__Exercise details__. From the line with "OCR this image." to the final line of the records, reproduce every line exactly and only those lines.

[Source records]
----
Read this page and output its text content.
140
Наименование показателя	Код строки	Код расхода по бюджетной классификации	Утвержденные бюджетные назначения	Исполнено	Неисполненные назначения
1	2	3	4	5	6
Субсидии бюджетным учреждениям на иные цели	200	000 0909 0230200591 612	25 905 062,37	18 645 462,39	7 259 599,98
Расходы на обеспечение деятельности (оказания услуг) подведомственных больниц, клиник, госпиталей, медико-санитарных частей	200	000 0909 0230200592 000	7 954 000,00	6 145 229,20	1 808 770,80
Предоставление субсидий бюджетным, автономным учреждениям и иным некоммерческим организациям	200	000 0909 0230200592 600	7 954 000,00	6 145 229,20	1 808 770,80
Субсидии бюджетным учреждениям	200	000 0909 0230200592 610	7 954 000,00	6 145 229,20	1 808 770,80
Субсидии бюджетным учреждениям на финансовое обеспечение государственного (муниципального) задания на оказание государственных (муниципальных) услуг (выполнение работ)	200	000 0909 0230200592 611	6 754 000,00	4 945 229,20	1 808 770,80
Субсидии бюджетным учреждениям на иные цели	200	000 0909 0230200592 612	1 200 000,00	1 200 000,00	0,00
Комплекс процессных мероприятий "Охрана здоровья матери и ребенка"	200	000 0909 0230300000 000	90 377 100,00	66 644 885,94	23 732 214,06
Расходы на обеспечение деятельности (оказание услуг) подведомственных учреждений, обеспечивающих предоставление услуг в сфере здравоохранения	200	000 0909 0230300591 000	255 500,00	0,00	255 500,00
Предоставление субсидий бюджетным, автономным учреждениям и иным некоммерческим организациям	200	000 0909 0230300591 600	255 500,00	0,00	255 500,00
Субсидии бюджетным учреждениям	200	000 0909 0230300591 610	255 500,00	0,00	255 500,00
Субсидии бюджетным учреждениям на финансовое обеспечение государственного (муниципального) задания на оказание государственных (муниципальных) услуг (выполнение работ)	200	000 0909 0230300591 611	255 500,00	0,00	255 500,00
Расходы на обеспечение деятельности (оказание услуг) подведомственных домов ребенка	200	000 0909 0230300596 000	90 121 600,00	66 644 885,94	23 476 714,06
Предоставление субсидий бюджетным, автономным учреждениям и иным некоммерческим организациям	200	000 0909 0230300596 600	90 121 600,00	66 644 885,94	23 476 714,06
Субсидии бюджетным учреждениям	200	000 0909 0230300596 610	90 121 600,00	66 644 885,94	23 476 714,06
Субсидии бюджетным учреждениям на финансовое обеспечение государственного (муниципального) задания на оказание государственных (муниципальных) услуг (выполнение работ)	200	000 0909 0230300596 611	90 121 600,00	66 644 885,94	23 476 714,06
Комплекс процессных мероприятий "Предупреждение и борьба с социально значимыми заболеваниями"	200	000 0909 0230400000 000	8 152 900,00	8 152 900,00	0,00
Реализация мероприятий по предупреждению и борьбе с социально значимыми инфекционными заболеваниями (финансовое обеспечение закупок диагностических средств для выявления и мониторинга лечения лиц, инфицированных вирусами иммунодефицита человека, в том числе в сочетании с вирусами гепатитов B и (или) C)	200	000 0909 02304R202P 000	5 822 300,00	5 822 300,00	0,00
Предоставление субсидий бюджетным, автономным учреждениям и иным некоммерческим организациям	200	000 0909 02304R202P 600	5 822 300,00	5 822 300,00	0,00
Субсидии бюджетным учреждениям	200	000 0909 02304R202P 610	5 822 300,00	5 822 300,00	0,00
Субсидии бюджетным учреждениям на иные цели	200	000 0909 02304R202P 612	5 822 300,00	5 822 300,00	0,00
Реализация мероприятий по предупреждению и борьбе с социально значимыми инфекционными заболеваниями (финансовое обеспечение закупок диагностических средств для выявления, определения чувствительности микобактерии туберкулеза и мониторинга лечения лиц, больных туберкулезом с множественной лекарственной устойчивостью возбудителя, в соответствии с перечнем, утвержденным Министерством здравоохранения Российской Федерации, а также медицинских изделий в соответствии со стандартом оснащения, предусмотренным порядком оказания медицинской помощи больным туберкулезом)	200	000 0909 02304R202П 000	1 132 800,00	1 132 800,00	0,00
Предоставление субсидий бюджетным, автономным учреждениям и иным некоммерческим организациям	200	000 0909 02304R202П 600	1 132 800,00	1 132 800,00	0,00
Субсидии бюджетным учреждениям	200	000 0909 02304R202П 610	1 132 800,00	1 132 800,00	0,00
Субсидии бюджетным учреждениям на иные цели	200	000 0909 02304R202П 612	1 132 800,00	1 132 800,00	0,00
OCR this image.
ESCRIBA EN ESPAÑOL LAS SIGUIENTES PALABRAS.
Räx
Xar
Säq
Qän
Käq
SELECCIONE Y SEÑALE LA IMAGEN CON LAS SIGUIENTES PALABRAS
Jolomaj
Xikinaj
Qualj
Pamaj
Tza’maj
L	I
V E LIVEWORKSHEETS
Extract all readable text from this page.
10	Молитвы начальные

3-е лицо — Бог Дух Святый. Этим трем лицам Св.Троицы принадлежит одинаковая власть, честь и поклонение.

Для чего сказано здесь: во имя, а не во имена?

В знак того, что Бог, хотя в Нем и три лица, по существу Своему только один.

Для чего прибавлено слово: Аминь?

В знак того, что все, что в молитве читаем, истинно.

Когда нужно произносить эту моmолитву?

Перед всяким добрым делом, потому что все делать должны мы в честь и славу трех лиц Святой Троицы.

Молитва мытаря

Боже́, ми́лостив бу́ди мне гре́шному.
----
__Complete answer__.
OCR this image.
ESCRIBA EN ESPAÑOL LAS SIGUIENTES PALABRAS.
Räx
Xar
Säq
Qän
Käq
SELECCIONE Y SEÑALE LA IMAGEN CON LAS SIGUIENTES PALABRAS
Jolomaj
Xikinaj
Qualj
Pamaj
Tza’maj
L	I
V E LIVEWORKSHEETS
Extract all readable text from this page.
10	Молитвы начальные

3-е лицо — Бог Дух Святый. Этим трем лицам Св.Троицы принадлежит одинаковая власть, честь и поклонение.

Для чего сказано здесь: во имя, а не во имена?

В знак того, что Бог, хотя в Нем и три лица, по существу Своему только один.

Для чего прибавлено слово: Аминь?

В знак того, что все, что в молитве читаем, истинно.

Когда нужно произносить эту моmолитву?

Перед всяким добрым делом, потому что все делать должны мы в честь и славу трех лиц Святой Троицы.

Молитва мытаря

Боже́, ми́лостив бу́ди мне гре́шному.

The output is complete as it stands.